### Written instruction
Track down the lines that contain "riaccoppiare" and copy them.

### Supplied records
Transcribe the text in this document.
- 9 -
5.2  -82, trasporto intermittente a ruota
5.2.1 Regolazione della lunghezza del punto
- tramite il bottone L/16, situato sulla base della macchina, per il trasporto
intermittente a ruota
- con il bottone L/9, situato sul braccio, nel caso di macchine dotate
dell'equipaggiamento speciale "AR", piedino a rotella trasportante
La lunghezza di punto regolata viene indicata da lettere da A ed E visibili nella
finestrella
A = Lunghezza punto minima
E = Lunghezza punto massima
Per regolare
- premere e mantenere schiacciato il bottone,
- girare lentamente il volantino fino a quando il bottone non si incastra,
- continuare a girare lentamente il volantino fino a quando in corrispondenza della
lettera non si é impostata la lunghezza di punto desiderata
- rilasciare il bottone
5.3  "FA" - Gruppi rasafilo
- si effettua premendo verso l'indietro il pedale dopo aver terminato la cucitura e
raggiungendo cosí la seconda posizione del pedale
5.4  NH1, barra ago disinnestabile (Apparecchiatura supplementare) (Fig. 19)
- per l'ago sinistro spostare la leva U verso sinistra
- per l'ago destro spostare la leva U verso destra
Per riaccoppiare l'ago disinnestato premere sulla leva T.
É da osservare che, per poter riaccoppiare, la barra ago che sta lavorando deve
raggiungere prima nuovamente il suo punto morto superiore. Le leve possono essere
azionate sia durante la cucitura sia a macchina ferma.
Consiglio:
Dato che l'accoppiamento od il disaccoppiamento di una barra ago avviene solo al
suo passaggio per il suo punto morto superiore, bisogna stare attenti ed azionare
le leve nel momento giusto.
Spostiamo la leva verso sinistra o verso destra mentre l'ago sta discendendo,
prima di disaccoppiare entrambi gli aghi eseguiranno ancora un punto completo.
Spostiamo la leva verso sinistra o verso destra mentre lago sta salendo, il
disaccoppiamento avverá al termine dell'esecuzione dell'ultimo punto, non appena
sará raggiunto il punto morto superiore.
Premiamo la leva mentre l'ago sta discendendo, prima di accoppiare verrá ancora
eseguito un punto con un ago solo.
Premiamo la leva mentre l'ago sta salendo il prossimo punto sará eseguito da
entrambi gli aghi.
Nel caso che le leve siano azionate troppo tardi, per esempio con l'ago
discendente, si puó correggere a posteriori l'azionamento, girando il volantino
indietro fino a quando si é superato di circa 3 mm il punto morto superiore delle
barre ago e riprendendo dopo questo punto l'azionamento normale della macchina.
---
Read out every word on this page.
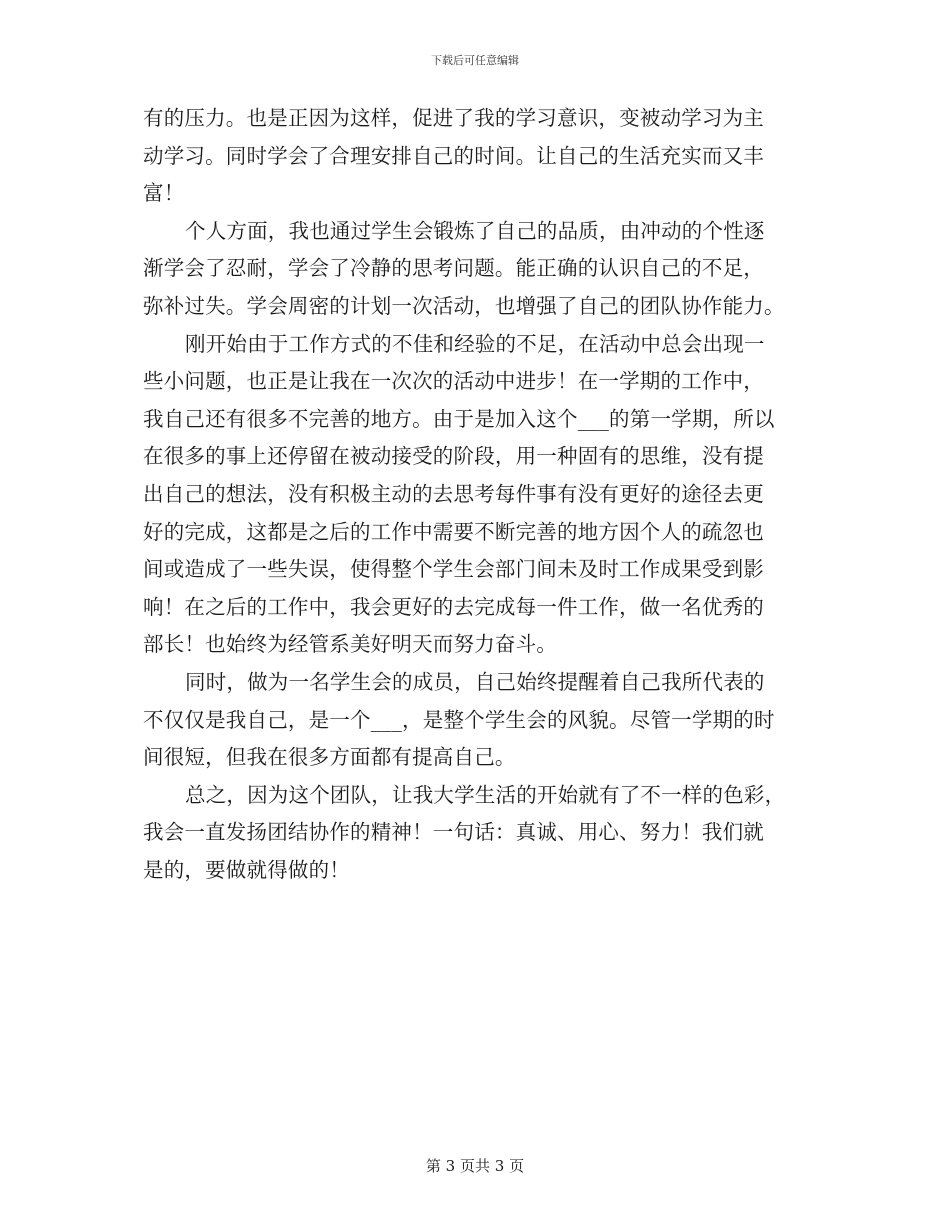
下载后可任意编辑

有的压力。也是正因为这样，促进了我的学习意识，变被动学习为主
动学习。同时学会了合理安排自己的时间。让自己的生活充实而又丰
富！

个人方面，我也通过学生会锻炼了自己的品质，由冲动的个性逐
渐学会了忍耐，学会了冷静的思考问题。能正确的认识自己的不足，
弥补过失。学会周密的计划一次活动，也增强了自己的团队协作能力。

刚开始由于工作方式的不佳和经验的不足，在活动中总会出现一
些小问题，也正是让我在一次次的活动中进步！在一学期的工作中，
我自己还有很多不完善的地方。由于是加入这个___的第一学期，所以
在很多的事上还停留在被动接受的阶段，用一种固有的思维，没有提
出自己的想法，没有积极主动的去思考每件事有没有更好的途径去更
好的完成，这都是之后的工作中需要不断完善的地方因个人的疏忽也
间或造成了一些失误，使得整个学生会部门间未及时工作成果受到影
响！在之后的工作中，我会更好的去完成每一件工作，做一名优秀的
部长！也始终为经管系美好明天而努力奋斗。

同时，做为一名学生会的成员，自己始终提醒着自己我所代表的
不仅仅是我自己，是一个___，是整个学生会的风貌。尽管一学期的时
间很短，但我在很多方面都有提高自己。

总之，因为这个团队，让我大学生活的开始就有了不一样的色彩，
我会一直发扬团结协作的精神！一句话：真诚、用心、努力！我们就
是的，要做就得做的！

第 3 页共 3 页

### Solution to this problem
Per riaccoppiare l'ago disinnestato premere sulla leva T.
É da osservare che, per poter riaccoppiare, la barra ago che sta lavorando deve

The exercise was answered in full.